▸ **Supplied records**
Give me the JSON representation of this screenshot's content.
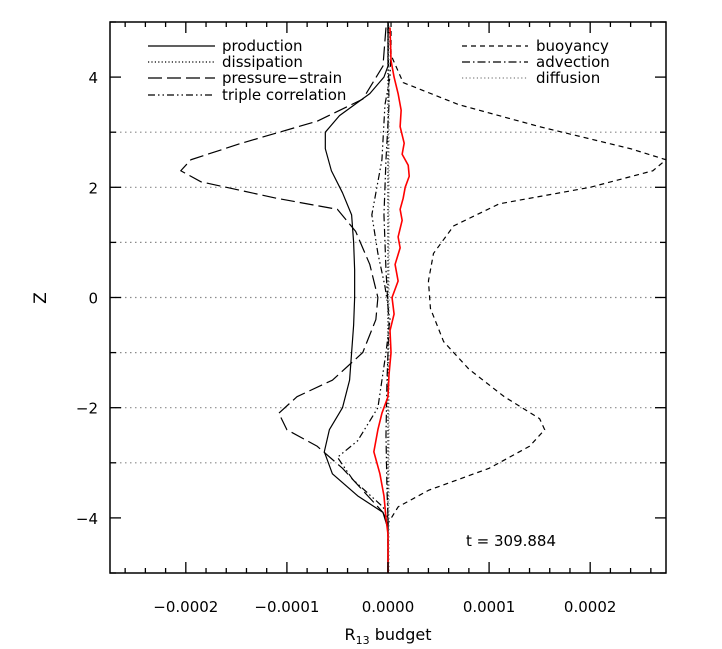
{
  "chart_data": {
    "type": "line",
    "xlabel_main": "R",
    "xlabel_sub": "13",
    "xlabel_tail": " budget",
    "ylabel": "Z",
    "annotation": "t  =  309.884",
    "xlim": [
      -0.000275,
      0.000275
    ],
    "ylim": [
      -5,
      5
    ],
    "x_ticks": [
      -0.0002,
      -0.0001,
      0.0,
      0.0001,
      0.0002
    ],
    "x_tick_labels": [
      "−0.0002",
      "−0.0001",
      "0.0000",
      "0.0001",
      "0.0002"
    ],
    "y_ticks": [
      -4,
      -2,
      0,
      2,
      4
    ],
    "y_tick_labels": [
      "−4",
      "−2",
      "0",
      "2",
      "4"
    ],
    "hlines": [
      -3,
      -1,
      1,
      3,
      2,
      0,
      -2
    ],
    "legend_left": [
      "production",
      "dissipation",
      "pressure−strain",
      "triple correlation"
    ],
    "legend_right": [
      "buoyancy",
      "advection",
      "diffusion"
    ],
    "series": [
      {
        "name": "production",
        "style": "solid",
        "color": "#000000",
        "points": [
          [
            0,
            5
          ],
          [
            0,
            4.2
          ],
          [
            -4e-06,
            4.0
          ],
          [
            -1.8e-05,
            3.7
          ],
          [
            -4.8e-05,
            3.3
          ],
          [
            -6.2e-05,
            3.0
          ],
          [
            -6.2e-05,
            2.7
          ],
          [
            -5.6e-05,
            2.3
          ],
          [
            -4.5e-05,
            1.9
          ],
          [
            -3.6e-05,
            1.5
          ],
          [
            -3.4e-05,
            1.0
          ],
          [
            -3.3e-05,
            0.5
          ],
          [
            -3.3e-05,
            0.0
          ],
          [
            -3.4e-05,
            -0.5
          ],
          [
            -3.6e-05,
            -1.0
          ],
          [
            -3.8e-05,
            -1.5
          ],
          [
            -4.5e-05,
            -2.0
          ],
          [
            -5.8e-05,
            -2.4
          ],
          [
            -6.3e-05,
            -2.8
          ],
          [
            -5.5e-05,
            -3.2
          ],
          [
            -3e-05,
            -3.6
          ],
          [
            -5e-06,
            -3.9
          ],
          [
            0,
            -4.2
          ],
          [
            0,
            -5
          ]
        ]
      },
      {
        "name": "dissipation",
        "style": "dotted",
        "color": "#000000",
        "points": [
          [
            0,
            5
          ],
          [
            0,
            -5
          ]
        ]
      },
      {
        "name": "pressure−strain",
        "style": "longdash",
        "color": "#000000",
        "points": [
          [
            -2e-06,
            4.9
          ],
          [
            -5e-06,
            4.2
          ],
          [
            -2.5e-05,
            3.6
          ],
          [
            -7e-05,
            3.2
          ],
          [
            -0.000145,
            2.8
          ],
          [
            -0.000195,
            2.5
          ],
          [
            -0.000205,
            2.3
          ],
          [
            -0.000185,
            2.1
          ],
          [
            -0.00011,
            1.8
          ],
          [
            -5e-05,
            1.6
          ],
          [
            -3.2e-05,
            1.2
          ],
          [
            -1.8e-05,
            0.6
          ],
          [
            -1e-05,
            0.0
          ],
          [
            -1.2e-05,
            -0.4
          ],
          [
            -2.5e-05,
            -1.0
          ],
          [
            -5.5e-05,
            -1.5
          ],
          [
            -9e-05,
            -1.8
          ],
          [
            -0.000108,
            -2.1
          ],
          [
            -0.0001,
            -2.4
          ],
          [
            -7e-05,
            -2.7
          ],
          [
            -4.5e-05,
            -3.1
          ],
          [
            -2e-05,
            -3.6
          ],
          [
            -5e-06,
            -3.9
          ],
          [
            0,
            -4.1
          ],
          [
            0,
            -5
          ]
        ]
      },
      {
        "name": "triple correlation",
        "style": "dashdotdot",
        "color": "#000000",
        "points": [
          [
            0,
            5
          ],
          [
            3e-06,
            4.5
          ],
          [
            2e-06,
            4.0
          ],
          [
            -3e-06,
            3.5
          ],
          [
            -6e-06,
            2.5
          ],
          [
            -1.2e-05,
            1.9
          ],
          [
            -1.6e-05,
            1.5
          ],
          [
            -1e-05,
            0.8
          ],
          [
            -3e-06,
            0.2
          ],
          [
            2e-06,
            -0.4
          ],
          [
            -2e-06,
            -1.0
          ],
          [
            -1e-05,
            -2.0
          ],
          [
            -3e-05,
            -2.6
          ],
          [
            -5e-05,
            -2.9
          ],
          [
            -3.5e-05,
            -3.3
          ],
          [
            -5e-06,
            -3.8
          ],
          [
            0,
            -4.0
          ],
          [
            0,
            -5
          ]
        ]
      },
      {
        "name": "buoyancy",
        "style": "shortdash",
        "color": "#000000",
        "points": [
          [
            3e-06,
            5
          ],
          [
            3e-06,
            4.4
          ],
          [
            1.5e-05,
            3.9
          ],
          [
            7e-05,
            3.5
          ],
          [
            0.00015,
            3.1
          ],
          [
            0.00024,
            2.7
          ],
          [
            0.000275,
            2.5
          ],
          [
            0.000262,
            2.3
          ],
          [
            0.0002,
            2.0
          ],
          [
            0.00011,
            1.7
          ],
          [
            6.5e-05,
            1.3
          ],
          [
            4.5e-05,
            0.8
          ],
          [
            4e-05,
            0.3
          ],
          [
            4.2e-05,
            -0.2
          ],
          [
            5.5e-05,
            -0.8
          ],
          [
            8e-05,
            -1.3
          ],
          [
            0.000115,
            -1.8
          ],
          [
            0.00015,
            -2.2
          ],
          [
            0.000155,
            -2.4
          ],
          [
            0.00014,
            -2.7
          ],
          [
            0.0001,
            -3.1
          ],
          [
            4e-05,
            -3.5
          ],
          [
            1e-05,
            -3.8
          ],
          [
            0,
            -4.1
          ],
          [
            0,
            -5
          ]
        ]
      },
      {
        "name": "advection",
        "style": "dashdot",
        "color": "#000000",
        "points": [
          [
            0,
            4.9
          ],
          [
            1e-06,
            3.5
          ],
          [
            -2e-06,
            2.5
          ],
          [
            -4e-06,
            1.5
          ],
          [
            -2e-06,
            0.5
          ],
          [
            1e-06,
            -0.5
          ],
          [
            -1e-06,
            -1.5
          ],
          [
            -2e-06,
            -2.5
          ],
          [
            -1e-06,
            -3.5
          ],
          [
            0,
            -4.0
          ],
          [
            0,
            -5
          ]
        ]
      },
      {
        "name": "diffusion",
        "style": "dotted-gray",
        "color": "#808080",
        "points": [
          [
            1e-06,
            5
          ],
          [
            1e-06,
            -5
          ]
        ]
      },
      {
        "name": "",
        "style": "solid",
        "color": "#ff0000",
        "points": [
          [
            2e-06,
            4.9
          ],
          [
            3e-06,
            4.3
          ],
          [
            6e-06,
            4.0
          ],
          [
            1e-05,
            3.7
          ],
          [
            1.3e-05,
            3.4
          ],
          [
            1.2e-05,
            3.1
          ],
          [
            1.6e-05,
            2.8
          ],
          [
            1.4e-05,
            2.6
          ],
          [
            2e-05,
            2.4
          ],
          [
            2.1e-05,
            2.2
          ],
          [
            1.7e-05,
            2.0
          ],
          [
            1.5e-05,
            1.8
          ],
          [
            1.2e-05,
            1.6
          ],
          [
            1.4e-05,
            1.4
          ],
          [
            1e-05,
            1.1
          ],
          [
            1.2e-05,
            0.9
          ],
          [
            7e-06,
            0.6
          ],
          [
            1e-05,
            0.3
          ],
          [
            4e-06,
            0.0
          ],
          [
            6e-06,
            -0.3
          ],
          [
            2e-06,
            -0.6
          ],
          [
            3e-06,
            -1.0
          ],
          [
            1e-06,
            -1.4
          ],
          [
            0.0,
            -1.8
          ],
          [
            -6e-06,
            -2.1
          ],
          [
            -1e-05,
            -2.4
          ],
          [
            -1.4e-05,
            -2.8
          ],
          [
            -8e-06,
            -3.2
          ],
          [
            -4e-06,
            -3.6
          ],
          [
            -2e-06,
            -4.0
          ],
          [
            0,
            -4.3
          ],
          [
            0,
            -5
          ]
        ]
      }
    ]
  }
}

▸ **Task objective**
Pull out each line holding the string "pressure".

▸ **Answer to the task**
      "pressure−strain",
        "name": "pressure−strain",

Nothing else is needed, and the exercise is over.